Problem: The lines of the records that include "trug" should all be copied.

[Opening Material for this exercise section]

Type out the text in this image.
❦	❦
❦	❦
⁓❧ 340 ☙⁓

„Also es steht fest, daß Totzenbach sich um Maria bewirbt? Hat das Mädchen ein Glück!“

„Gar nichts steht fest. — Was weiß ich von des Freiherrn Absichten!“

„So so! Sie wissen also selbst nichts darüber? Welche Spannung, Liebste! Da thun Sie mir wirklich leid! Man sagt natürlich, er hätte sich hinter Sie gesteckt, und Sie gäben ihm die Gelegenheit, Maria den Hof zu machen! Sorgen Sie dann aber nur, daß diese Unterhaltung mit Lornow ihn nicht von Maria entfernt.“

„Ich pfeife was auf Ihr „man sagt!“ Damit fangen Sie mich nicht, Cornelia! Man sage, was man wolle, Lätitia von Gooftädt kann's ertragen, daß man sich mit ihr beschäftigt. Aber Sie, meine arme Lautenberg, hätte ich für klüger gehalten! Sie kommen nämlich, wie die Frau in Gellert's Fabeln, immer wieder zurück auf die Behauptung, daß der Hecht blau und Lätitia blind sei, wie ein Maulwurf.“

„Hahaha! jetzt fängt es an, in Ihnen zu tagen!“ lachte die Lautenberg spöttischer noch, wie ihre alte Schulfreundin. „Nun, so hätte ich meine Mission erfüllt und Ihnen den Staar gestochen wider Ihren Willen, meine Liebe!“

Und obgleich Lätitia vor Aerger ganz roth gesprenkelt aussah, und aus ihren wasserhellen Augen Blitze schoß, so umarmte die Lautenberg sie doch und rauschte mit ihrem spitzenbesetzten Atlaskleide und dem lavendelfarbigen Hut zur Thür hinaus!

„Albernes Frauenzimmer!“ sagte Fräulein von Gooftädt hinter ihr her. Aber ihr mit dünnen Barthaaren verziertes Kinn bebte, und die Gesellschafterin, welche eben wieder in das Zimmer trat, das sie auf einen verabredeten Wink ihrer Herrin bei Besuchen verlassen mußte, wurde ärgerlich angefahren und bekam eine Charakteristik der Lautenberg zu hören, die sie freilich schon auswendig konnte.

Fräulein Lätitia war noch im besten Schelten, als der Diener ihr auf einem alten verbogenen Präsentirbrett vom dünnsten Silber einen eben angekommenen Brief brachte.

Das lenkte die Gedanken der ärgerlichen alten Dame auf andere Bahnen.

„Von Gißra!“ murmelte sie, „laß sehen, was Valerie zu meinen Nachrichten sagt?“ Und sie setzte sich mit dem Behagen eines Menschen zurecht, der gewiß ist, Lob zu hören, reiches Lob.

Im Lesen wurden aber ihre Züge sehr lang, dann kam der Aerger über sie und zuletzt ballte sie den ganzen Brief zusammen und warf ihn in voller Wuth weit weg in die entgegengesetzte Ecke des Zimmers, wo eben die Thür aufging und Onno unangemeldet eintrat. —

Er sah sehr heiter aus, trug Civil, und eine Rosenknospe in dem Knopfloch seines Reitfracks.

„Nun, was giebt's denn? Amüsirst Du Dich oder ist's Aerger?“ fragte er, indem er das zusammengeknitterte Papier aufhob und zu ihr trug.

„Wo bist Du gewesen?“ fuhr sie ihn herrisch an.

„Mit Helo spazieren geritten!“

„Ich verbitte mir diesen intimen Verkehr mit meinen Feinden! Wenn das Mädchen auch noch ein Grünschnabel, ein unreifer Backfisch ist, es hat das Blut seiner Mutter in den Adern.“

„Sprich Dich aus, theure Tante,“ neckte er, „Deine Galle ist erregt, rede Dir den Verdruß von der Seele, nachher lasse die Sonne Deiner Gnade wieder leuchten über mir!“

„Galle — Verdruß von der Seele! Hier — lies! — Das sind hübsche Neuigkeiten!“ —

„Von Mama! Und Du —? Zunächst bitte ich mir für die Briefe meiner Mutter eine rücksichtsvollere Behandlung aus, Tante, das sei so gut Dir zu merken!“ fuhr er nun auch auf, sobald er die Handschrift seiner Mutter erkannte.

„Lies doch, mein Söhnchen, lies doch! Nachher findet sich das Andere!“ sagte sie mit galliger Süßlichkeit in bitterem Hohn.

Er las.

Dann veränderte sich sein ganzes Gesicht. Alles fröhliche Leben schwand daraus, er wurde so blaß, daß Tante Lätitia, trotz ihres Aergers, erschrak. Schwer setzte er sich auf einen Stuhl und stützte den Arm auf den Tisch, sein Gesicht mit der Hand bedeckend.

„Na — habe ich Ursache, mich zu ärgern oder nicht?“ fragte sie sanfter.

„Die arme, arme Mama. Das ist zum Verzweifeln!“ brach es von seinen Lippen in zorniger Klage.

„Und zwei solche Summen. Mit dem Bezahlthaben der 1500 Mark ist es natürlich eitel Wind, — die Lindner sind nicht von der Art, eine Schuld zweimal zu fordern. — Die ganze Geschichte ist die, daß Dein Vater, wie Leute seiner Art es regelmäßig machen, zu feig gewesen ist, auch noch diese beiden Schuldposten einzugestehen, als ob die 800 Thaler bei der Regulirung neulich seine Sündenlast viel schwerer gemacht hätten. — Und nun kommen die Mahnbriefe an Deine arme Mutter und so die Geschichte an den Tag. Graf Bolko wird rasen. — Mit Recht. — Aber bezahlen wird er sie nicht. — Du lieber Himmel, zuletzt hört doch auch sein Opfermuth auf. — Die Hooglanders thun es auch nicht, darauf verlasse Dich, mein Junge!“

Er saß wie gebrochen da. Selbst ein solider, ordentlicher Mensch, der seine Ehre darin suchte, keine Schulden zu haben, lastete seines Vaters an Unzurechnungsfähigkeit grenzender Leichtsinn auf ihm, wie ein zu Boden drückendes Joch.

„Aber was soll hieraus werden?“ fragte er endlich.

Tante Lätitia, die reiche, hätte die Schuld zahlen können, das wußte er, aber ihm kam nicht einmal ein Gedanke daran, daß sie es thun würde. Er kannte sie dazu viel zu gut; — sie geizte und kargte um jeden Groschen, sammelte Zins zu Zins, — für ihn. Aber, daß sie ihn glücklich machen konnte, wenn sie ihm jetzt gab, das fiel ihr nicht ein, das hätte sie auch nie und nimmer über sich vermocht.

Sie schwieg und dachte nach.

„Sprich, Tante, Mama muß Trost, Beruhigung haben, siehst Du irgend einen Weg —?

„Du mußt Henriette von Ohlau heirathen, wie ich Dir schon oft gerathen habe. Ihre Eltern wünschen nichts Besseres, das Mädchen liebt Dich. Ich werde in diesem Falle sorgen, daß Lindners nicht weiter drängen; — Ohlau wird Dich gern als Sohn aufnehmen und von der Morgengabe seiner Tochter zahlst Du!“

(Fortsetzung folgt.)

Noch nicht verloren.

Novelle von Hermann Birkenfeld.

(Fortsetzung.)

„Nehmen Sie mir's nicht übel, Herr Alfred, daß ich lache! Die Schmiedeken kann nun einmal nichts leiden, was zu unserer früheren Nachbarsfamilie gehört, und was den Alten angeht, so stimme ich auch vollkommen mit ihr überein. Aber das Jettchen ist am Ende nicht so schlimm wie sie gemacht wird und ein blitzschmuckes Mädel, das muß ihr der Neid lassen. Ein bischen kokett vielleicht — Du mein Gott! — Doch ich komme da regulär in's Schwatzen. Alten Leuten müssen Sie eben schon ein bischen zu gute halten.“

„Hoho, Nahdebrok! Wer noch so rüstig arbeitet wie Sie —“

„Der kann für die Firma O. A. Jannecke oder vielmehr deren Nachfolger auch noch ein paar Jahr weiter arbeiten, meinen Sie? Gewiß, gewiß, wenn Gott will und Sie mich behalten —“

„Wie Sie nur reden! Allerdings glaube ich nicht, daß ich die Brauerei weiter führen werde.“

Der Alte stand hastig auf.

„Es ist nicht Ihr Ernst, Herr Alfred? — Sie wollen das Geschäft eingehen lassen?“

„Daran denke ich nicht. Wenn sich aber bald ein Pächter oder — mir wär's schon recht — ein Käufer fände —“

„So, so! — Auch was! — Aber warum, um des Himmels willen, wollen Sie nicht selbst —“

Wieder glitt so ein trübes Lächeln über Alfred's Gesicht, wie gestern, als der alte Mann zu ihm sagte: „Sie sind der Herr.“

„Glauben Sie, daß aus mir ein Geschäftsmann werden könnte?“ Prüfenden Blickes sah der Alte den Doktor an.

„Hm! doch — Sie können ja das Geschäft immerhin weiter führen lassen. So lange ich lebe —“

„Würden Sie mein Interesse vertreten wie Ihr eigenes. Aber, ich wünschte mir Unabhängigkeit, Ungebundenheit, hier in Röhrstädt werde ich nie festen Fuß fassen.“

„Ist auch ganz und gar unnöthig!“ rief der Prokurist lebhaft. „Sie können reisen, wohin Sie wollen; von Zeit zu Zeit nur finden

[Closing Material for this exercise section]

Your response:
Er sah sehr heiter aus, trug Civil, und eine Rosenknospe in dem Knopfloch seines Reitfracks.
„Nun, was giebt's denn? Amüsirst Du Dich oder ist's Aerger?“ fragte er, indem er das zusammengeknitterte Papier aufhob und zu ihr trug.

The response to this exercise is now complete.